**Task description**.
Copy each line of the records that contains the word "germe".
[start]
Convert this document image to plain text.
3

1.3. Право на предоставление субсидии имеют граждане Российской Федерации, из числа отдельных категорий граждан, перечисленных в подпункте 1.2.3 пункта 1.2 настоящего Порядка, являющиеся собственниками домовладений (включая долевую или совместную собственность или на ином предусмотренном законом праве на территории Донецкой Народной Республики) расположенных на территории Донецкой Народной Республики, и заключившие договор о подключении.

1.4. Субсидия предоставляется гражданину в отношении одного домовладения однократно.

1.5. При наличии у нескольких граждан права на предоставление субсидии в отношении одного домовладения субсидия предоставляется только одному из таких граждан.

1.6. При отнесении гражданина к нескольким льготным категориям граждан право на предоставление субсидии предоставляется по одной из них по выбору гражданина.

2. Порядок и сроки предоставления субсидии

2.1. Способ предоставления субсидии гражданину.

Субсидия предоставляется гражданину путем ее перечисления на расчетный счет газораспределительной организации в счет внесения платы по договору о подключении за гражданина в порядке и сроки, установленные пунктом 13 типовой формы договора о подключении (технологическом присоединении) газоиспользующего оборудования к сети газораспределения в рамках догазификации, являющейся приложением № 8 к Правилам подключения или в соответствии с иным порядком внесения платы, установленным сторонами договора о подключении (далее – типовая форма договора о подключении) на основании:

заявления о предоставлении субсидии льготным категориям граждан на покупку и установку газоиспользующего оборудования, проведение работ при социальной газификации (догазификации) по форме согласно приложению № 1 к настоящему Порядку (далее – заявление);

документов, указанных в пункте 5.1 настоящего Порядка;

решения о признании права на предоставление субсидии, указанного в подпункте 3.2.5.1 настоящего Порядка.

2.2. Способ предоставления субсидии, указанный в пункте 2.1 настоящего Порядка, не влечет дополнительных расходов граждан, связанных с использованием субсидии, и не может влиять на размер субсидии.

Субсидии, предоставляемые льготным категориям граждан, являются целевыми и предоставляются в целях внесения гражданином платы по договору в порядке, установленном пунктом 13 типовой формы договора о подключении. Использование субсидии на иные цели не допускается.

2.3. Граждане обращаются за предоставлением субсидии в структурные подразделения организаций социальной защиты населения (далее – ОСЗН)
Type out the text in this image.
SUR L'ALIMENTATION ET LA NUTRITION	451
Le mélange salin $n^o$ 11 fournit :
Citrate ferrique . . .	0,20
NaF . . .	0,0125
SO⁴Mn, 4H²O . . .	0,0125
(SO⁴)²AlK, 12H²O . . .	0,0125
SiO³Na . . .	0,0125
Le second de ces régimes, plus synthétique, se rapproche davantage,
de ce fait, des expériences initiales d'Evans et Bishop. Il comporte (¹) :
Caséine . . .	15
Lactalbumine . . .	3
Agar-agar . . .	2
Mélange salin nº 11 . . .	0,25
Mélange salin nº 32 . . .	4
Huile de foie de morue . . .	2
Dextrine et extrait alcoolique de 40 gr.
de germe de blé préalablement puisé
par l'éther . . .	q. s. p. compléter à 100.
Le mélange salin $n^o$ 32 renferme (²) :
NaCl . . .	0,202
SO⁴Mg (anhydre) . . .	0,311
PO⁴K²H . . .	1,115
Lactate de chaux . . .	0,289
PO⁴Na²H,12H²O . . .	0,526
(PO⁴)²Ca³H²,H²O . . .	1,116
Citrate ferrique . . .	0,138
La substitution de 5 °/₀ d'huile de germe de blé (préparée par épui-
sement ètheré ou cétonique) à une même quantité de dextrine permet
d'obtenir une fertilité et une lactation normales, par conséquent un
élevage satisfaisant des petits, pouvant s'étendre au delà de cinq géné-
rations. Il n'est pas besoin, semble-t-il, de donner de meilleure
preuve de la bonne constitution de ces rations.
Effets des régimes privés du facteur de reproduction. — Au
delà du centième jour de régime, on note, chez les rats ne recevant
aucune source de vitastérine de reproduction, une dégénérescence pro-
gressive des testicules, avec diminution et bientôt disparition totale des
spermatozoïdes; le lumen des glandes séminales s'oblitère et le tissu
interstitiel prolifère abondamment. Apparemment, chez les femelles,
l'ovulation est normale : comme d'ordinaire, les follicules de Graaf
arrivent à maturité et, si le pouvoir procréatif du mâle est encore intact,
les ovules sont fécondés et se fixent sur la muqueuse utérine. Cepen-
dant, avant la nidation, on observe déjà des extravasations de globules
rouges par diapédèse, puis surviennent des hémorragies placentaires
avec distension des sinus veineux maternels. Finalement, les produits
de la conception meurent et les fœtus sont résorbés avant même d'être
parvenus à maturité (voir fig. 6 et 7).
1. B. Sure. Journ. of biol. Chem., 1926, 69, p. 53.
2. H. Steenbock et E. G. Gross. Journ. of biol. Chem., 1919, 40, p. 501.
[end]
**Problem solution**.
de germe de blé préalablement puisé
La substitution de 5 °/₀ d'huile de germe de blé (préparée par épui-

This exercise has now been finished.